- Exercise -
For this exercise, copy out each line of the material below that includes "cart".

----------------------------------------

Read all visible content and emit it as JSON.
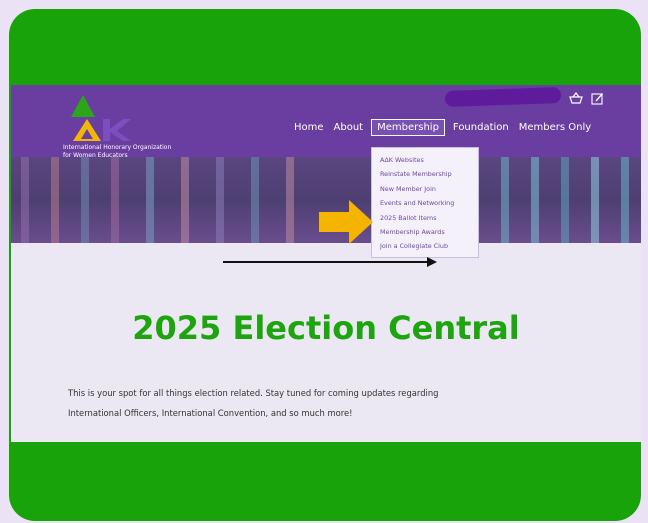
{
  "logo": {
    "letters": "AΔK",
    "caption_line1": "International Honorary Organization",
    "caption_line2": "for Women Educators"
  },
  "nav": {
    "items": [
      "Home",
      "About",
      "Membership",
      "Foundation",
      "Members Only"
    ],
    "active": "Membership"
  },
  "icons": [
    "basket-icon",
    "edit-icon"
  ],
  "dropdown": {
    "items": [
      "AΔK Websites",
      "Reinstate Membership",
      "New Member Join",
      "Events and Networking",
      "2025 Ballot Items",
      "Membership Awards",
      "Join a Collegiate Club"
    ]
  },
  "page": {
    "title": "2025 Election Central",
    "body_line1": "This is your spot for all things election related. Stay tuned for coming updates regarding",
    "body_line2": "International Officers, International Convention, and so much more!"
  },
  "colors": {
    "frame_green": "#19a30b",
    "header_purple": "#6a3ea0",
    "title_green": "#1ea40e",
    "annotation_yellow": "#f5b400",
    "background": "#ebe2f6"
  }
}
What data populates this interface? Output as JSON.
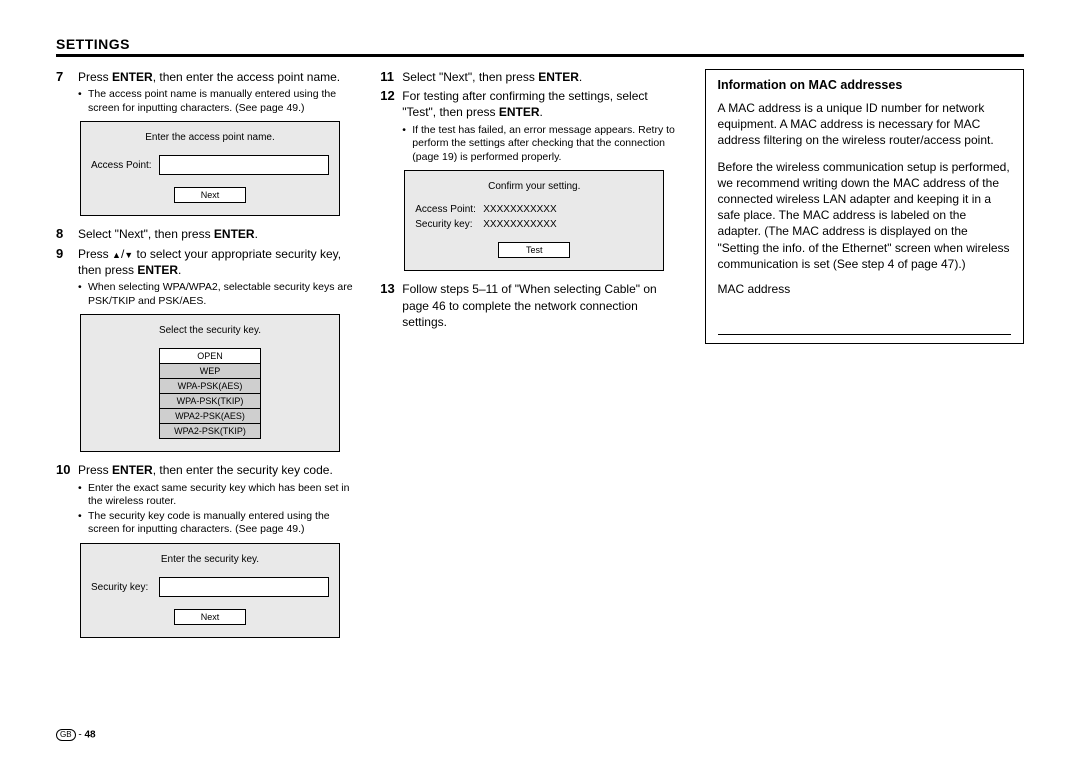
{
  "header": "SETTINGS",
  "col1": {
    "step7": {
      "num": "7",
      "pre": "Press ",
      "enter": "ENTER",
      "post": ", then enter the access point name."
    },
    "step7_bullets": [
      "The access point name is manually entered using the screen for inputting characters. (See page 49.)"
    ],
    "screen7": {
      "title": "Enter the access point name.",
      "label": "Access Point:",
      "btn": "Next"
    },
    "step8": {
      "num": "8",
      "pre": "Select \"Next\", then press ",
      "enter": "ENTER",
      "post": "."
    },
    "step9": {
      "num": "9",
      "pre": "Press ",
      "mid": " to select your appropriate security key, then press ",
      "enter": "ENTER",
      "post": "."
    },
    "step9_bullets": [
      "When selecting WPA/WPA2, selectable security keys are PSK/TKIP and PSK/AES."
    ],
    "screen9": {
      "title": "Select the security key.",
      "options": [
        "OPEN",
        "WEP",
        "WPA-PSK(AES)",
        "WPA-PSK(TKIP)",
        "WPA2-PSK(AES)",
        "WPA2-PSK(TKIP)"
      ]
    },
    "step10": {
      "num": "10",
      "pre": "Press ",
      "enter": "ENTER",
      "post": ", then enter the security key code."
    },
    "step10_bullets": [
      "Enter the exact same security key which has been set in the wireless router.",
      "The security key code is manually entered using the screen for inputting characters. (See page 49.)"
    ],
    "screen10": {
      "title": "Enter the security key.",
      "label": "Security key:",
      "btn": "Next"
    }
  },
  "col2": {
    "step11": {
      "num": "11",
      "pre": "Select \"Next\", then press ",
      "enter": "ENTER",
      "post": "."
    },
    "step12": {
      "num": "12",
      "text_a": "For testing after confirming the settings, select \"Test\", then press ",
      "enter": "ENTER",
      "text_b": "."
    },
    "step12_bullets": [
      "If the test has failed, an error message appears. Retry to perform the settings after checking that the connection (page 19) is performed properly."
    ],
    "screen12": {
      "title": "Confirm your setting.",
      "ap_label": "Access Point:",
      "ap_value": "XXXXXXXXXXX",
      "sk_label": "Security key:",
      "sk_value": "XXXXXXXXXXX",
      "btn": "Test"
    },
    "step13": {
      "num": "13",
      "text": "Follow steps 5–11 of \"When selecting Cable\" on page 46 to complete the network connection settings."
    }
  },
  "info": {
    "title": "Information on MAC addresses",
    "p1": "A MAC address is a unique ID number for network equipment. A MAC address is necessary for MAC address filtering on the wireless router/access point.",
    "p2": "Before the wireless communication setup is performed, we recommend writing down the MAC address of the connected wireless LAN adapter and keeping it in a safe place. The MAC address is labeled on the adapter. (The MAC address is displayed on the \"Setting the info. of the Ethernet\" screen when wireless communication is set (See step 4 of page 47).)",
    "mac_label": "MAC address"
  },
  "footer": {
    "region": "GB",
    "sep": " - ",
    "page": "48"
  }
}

----------------------------------------

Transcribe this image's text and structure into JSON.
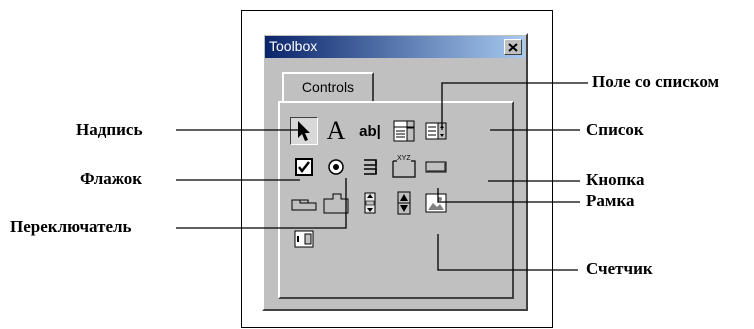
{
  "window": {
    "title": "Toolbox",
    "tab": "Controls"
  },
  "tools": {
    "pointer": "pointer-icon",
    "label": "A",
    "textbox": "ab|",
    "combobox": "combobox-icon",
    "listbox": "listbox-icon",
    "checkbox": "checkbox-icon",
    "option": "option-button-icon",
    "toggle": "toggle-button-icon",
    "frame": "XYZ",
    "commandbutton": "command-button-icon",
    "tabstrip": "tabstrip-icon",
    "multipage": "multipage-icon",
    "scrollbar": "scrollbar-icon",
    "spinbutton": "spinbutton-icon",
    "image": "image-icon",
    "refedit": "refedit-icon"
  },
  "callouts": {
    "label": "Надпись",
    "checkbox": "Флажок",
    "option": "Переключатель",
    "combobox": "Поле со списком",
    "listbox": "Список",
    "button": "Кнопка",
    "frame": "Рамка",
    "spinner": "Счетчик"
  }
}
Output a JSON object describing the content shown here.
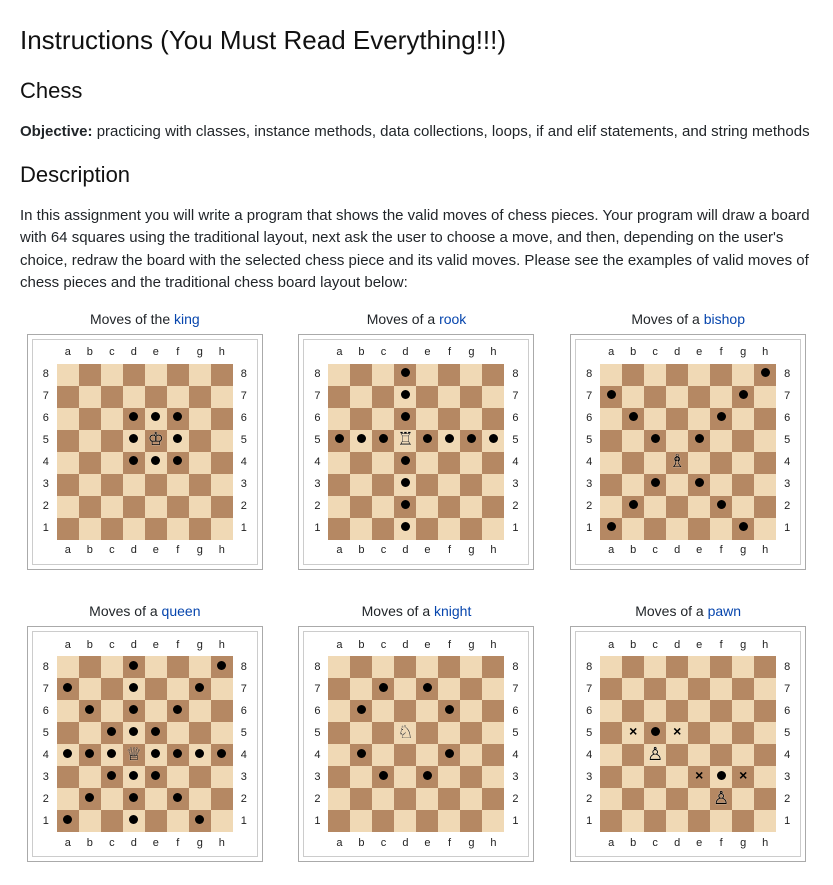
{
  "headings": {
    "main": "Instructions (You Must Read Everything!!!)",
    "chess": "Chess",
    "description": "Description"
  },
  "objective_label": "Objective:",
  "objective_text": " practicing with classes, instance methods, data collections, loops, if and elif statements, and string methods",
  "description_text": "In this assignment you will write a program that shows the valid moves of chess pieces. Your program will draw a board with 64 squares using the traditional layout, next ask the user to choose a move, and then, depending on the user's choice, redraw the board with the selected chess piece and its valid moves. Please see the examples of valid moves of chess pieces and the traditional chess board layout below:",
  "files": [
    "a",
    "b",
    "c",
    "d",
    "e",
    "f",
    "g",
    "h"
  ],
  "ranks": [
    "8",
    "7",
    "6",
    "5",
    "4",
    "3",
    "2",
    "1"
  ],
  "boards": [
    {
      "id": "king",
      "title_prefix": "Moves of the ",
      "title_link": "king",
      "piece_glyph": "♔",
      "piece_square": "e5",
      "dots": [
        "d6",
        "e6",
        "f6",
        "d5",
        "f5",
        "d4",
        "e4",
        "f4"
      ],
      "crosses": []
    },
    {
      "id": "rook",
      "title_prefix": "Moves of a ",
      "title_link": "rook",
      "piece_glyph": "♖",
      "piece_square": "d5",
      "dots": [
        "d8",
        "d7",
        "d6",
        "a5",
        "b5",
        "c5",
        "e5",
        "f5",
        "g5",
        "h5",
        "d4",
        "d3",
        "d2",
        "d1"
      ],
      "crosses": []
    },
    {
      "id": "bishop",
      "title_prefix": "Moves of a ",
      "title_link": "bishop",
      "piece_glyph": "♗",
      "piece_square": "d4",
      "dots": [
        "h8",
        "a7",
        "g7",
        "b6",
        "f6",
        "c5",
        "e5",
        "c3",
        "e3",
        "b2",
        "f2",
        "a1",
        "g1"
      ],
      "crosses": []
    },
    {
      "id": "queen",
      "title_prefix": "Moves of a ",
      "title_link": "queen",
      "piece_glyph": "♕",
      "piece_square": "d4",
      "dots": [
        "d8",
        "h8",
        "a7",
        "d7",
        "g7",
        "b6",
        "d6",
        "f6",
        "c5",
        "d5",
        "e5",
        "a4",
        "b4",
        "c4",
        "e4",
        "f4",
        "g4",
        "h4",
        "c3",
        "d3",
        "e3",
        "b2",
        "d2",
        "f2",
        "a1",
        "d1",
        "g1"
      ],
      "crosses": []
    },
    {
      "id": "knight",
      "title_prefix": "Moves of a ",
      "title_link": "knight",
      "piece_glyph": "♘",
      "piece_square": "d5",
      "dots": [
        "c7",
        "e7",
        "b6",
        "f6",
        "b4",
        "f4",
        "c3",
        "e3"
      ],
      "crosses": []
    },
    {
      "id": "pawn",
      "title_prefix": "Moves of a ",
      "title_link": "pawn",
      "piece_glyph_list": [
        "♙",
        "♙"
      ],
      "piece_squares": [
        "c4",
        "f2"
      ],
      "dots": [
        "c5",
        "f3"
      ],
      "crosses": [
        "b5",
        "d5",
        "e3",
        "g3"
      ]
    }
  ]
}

----------------------------------------

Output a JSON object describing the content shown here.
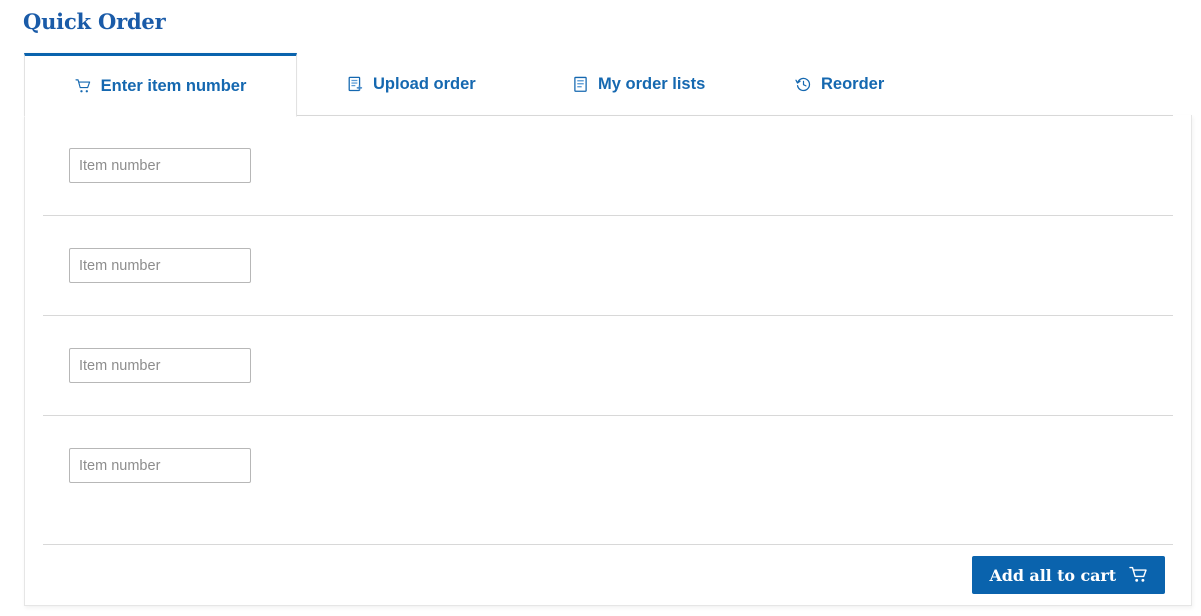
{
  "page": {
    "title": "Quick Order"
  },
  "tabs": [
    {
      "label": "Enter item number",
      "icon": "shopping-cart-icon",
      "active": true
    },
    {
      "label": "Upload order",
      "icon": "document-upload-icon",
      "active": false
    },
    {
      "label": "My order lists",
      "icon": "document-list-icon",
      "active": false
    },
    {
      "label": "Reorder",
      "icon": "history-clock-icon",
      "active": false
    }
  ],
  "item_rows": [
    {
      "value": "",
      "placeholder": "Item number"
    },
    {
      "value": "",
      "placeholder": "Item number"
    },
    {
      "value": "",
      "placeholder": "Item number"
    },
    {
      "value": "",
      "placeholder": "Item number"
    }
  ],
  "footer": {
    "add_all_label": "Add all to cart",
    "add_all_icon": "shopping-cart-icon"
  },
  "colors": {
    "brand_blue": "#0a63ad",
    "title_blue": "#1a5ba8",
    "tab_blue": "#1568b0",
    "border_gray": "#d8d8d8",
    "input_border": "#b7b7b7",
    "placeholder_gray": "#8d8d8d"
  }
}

----------------------------------------

- Worked answer -
      "icon": "shopping-cart-icon",
    "add_all_label": "Add all to cart",
    "add_all_icon": "shopping-cart-icon"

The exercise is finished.